Return the lines below with no changes.

**Element location listings**
** Start **

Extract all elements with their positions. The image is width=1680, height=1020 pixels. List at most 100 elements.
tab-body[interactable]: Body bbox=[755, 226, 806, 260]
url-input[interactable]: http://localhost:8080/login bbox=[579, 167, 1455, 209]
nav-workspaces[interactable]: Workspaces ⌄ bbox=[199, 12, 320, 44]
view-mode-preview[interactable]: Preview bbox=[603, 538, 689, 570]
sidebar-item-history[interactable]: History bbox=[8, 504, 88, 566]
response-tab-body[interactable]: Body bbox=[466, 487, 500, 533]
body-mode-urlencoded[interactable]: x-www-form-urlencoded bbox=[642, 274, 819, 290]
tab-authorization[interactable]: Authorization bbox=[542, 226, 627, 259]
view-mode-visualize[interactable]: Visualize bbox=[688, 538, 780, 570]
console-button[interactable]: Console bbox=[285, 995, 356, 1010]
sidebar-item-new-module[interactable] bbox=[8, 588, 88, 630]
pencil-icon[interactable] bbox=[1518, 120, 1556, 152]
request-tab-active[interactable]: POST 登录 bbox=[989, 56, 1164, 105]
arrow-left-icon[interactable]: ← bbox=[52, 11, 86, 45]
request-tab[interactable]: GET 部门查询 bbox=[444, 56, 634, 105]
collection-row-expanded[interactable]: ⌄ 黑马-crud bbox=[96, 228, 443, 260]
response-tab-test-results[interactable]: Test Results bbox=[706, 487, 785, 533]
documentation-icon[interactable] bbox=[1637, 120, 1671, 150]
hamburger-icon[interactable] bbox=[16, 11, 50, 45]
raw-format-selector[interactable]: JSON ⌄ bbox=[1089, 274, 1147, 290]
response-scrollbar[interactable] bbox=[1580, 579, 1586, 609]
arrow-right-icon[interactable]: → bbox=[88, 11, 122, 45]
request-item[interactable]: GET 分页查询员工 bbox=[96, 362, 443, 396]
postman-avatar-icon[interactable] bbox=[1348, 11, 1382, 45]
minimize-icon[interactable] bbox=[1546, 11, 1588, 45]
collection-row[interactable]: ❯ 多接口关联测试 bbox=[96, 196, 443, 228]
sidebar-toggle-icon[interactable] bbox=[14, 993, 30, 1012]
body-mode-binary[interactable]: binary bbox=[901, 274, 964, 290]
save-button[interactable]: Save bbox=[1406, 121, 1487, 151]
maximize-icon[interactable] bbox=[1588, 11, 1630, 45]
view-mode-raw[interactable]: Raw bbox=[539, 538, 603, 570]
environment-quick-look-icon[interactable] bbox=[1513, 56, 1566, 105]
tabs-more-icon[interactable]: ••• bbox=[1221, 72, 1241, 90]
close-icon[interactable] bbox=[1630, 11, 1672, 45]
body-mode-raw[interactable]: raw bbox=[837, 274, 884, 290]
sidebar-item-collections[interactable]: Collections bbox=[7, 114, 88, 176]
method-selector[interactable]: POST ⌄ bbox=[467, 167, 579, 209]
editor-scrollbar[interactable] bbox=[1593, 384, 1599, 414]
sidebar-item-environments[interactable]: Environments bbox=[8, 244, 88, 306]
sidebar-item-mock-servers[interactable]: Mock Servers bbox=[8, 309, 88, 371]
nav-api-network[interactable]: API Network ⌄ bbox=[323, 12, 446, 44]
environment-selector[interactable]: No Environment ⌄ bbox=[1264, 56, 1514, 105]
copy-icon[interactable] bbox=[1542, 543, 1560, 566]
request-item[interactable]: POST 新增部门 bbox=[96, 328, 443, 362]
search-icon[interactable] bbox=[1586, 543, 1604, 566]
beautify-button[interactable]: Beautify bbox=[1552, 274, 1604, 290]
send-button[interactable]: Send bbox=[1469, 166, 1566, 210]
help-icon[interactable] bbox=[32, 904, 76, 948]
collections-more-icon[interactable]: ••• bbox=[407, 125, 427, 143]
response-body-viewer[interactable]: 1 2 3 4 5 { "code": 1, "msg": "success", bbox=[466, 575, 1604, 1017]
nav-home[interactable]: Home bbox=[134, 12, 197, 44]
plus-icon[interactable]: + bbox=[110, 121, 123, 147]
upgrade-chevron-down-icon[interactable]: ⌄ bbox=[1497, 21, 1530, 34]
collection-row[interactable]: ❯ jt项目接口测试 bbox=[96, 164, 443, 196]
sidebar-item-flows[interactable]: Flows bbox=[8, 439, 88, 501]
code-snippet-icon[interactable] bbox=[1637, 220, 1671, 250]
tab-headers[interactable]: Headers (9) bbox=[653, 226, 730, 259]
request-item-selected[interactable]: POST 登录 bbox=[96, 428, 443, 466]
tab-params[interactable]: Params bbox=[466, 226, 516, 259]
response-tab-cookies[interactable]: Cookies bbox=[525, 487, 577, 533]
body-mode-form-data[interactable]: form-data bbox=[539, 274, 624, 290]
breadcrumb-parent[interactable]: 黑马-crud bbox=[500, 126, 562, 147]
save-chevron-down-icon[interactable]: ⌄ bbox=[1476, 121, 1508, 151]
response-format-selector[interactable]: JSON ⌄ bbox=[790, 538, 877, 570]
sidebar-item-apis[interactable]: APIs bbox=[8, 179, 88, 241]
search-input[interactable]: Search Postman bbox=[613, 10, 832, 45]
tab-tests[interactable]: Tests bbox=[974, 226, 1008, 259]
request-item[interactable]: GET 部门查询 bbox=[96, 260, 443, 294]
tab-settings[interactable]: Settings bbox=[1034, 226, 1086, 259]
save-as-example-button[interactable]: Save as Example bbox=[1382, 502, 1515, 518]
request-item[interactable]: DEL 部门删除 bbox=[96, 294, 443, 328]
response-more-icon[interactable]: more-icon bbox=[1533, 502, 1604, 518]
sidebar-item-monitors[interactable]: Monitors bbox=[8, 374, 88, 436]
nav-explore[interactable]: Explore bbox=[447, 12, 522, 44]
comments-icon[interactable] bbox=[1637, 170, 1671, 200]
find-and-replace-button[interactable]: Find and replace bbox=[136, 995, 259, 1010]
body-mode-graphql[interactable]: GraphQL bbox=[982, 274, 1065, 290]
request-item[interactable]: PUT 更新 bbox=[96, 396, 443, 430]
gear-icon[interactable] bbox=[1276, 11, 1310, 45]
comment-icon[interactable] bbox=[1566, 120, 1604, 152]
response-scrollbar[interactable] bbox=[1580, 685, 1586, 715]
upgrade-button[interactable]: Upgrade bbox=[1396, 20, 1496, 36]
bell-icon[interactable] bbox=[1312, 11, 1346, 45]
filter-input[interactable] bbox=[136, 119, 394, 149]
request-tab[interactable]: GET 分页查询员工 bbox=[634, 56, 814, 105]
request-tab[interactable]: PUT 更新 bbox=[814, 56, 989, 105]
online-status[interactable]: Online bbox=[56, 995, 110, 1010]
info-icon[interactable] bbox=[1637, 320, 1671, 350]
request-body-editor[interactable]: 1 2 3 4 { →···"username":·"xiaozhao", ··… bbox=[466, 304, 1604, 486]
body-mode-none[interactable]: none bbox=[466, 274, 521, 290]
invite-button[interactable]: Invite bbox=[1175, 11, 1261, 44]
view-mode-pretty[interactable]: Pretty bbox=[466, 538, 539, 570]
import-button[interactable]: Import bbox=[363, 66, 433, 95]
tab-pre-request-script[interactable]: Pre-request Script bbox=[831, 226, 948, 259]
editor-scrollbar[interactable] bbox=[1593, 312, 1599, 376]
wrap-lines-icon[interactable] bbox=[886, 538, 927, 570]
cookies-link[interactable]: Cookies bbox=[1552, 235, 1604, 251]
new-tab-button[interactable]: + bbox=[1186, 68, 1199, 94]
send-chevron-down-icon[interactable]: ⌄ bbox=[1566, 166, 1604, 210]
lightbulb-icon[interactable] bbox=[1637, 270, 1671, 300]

** End **

**Task response**
Extract all elements with their positions. The image is width=1680, height=1020 pixels. List at most 100 elements.
tab-body[interactable]: Body bbox=[755, 226, 806, 260]
url-input[interactable]: http://localhost:8080/login bbox=[579, 167, 1455, 209]
nav-workspaces[interactable]: Workspaces ⌄ bbox=[199, 12, 320, 44]
view-mode-preview[interactable]: Preview bbox=[603, 538, 689, 570]
sidebar-item-history[interactable]: History bbox=[8, 504, 88, 566]
response-tab-body[interactable]: Body bbox=[466, 487, 500, 533]
body-mode-urlencoded[interactable]: x-www-form-urlencoded bbox=[642, 274, 819, 290]
tab-authorization[interactable]: Authorization bbox=[542, 226, 627, 259]
view-mode-visualize[interactable]: Visualize bbox=[688, 538, 780, 570]
console-button[interactable]: Console bbox=[285, 995, 356, 1010]
sidebar-item-new-module[interactable] bbox=[8, 588, 88, 630]
pencil-icon[interactable] bbox=[1518, 120, 1556, 152]
request-tab-active[interactable]: POST 登录 bbox=[989, 56, 1164, 105]
arrow-left-icon[interactable]: ← bbox=[52, 11, 86, 45]
request-tab[interactable]: GET 部门查询 bbox=[444, 56, 634, 105]
collection-row-expanded[interactable]: ⌄ 黑马-crud bbox=[96, 228, 443, 260]
response-tab-test-results[interactable]: Test Results bbox=[706, 487, 785, 533]
documentation-icon[interactable] bbox=[1637, 120, 1671, 150]
hamburger-icon[interactable] bbox=[16, 11, 50, 45]
raw-format-selector[interactable]: JSON ⌄ bbox=[1089, 274, 1147, 290]
response-scrollbar[interactable] bbox=[1580, 579, 1586, 609]
arrow-right-icon[interactable]: → bbox=[88, 11, 122, 45]
request-item[interactable]: GET 分页查询员工 bbox=[96, 362, 443, 396]
postman-avatar-icon[interactable] bbox=[1348, 11, 1382, 45]
minimize-icon[interactable] bbox=[1546, 11, 1588, 45]
collection-row[interactable]: ❯ 多接口关联测试 bbox=[96, 196, 443, 228]
sidebar-toggle-icon[interactable] bbox=[14, 993, 30, 1012]
body-mode-binary[interactable]: binary bbox=[901, 274, 964, 290]
save-button[interactable]: Save bbox=[1406, 121, 1487, 151]
maximize-icon[interactable] bbox=[1588, 11, 1630, 45]
view-mode-raw[interactable]: Raw bbox=[539, 538, 603, 570]
environment-quick-look-icon[interactable] bbox=[1513, 56, 1566, 105]
tabs-more-icon[interactable]: ••• bbox=[1221, 72, 1241, 90]
close-icon[interactable] bbox=[1630, 11, 1672, 45]
body-mode-raw[interactable]: raw bbox=[837, 274, 884, 290]
sidebar-item-collections[interactable]: Collections bbox=[7, 114, 88, 176]
method-selector[interactable]: POST ⌄ bbox=[467, 167, 579, 209]
editor-scrollbar[interactable] bbox=[1593, 384, 1599, 414]
sidebar-item-environments[interactable]: Environments bbox=[8, 244, 88, 306]
sidebar-item-mock-servers[interactable]: Mock Servers bbox=[8, 309, 88, 371]
nav-api-network[interactable]: API Network ⌄ bbox=[323, 12, 446, 44]
environment-selector[interactable]: No Environment ⌄ bbox=[1264, 56, 1514, 105]
copy-icon[interactable] bbox=[1542, 543, 1560, 566]
request-item[interactable]: POST 新增部门 bbox=[96, 328, 443, 362]
search-icon[interactable] bbox=[1586, 543, 1604, 566]
beautify-button[interactable]: Beautify bbox=[1552, 274, 1604, 290]
send-button[interactable]: Send bbox=[1469, 166, 1566, 210]
help-icon[interactable] bbox=[32, 904, 76, 948]
collections-more-icon[interactable]: ••• bbox=[407, 125, 427, 143]
response-body-viewer[interactable]: 1 2 3 4 5 { "code": 1, "msg": "success", bbox=[466, 575, 1604, 1017]
nav-home[interactable]: Home bbox=[134, 12, 197, 44]
plus-icon[interactable]: + bbox=[110, 121, 123, 147]
upgrade-chevron-down-icon[interactable]: ⌄ bbox=[1497, 21, 1530, 34]
collection-row[interactable]: ❯ jt项目接口测试 bbox=[96, 164, 443, 196]
sidebar-item-flows[interactable]: Flows bbox=[8, 439, 88, 501]
code-snippet-icon[interactable] bbox=[1637, 220, 1671, 250]
tab-headers[interactable]: Headers (9) bbox=[653, 226, 730, 259]
request-item-selected[interactable]: POST 登录 bbox=[96, 428, 443, 466]
tab-params[interactable]: Params bbox=[466, 226, 516, 259]
response-tab-cookies[interactable]: Cookies bbox=[525, 487, 577, 533]
body-mode-form-data[interactable]: form-data bbox=[539, 274, 624, 290]
breadcrumb-parent[interactable]: 黑马-crud bbox=[500, 126, 562, 147]
save-chevron-down-icon[interactable]: ⌄ bbox=[1476, 121, 1508, 151]
response-format-selector[interactable]: JSON ⌄ bbox=[790, 538, 877, 570]
sidebar-item-apis[interactable]: APIs bbox=[8, 179, 88, 241]
search-input[interactable]: Search Postman bbox=[613, 10, 832, 45]
tab-tests[interactable]: Tests bbox=[974, 226, 1008, 259]
request-item[interactable]: GET 部门查询 bbox=[96, 260, 443, 294]
tab-settings[interactable]: Settings bbox=[1034, 226, 1086, 259]
save-as-example-button[interactable]: Save as Example bbox=[1382, 502, 1515, 518]
request-item[interactable]: DEL 部门删除 bbox=[96, 294, 443, 328]
response-more-icon[interactable]: more-icon bbox=[1533, 502, 1604, 518]
sidebar-item-monitors[interactable]: Monitors bbox=[8, 374, 88, 436]
nav-explore[interactable]: Explore bbox=[447, 12, 522, 44]
comments-icon[interactable] bbox=[1637, 170, 1671, 200]
find-and-replace-button[interactable]: Find and replace bbox=[136, 995, 259, 1010]
body-mode-graphql[interactable]: GraphQL bbox=[982, 274, 1065, 290]
request-item[interactable]: PUT 更新 bbox=[96, 396, 443, 430]
gear-icon[interactable] bbox=[1276, 11, 1310, 45]
comment-icon[interactable] bbox=[1566, 120, 1604, 152]
response-scrollbar[interactable] bbox=[1580, 685, 1586, 715]
upgrade-button[interactable]: Upgrade bbox=[1396, 20, 1496, 36]
bell-icon[interactable] bbox=[1312, 11, 1346, 45]
filter-input[interactable] bbox=[136, 119, 394, 149]
request-tab[interactable]: GET 分页查询员工 bbox=[634, 56, 814, 105]
request-tab[interactable]: PUT 更新 bbox=[814, 56, 989, 105]
online-status[interactable]: Online bbox=[56, 995, 110, 1010]
info-icon[interactable] bbox=[1637, 320, 1671, 350]
request-body-editor[interactable]: 1 2 3 4 { →···"username":·"xiaozhao", ··… bbox=[466, 304, 1604, 486]
body-mode-none[interactable]: none bbox=[466, 274, 521, 290]
invite-button[interactable]: Invite bbox=[1175, 11, 1261, 44]
view-mode-pretty[interactable]: Pretty bbox=[466, 538, 539, 570]
import-button[interactable]: Import bbox=[363, 66, 433, 95]
tab-pre-request-script[interactable]: Pre-request Script bbox=[831, 226, 948, 259]
editor-scrollbar[interactable] bbox=[1593, 312, 1599, 376]
wrap-lines-icon[interactable] bbox=[886, 538, 927, 570]
cookies-link[interactable]: Cookies bbox=[1552, 235, 1604, 251]
new-tab-button[interactable]: + bbox=[1186, 68, 1199, 94]
send-chevron-down-icon[interactable]: ⌄ bbox=[1566, 166, 1604, 210]
lightbulb-icon[interactable] bbox=[1637, 270, 1671, 300]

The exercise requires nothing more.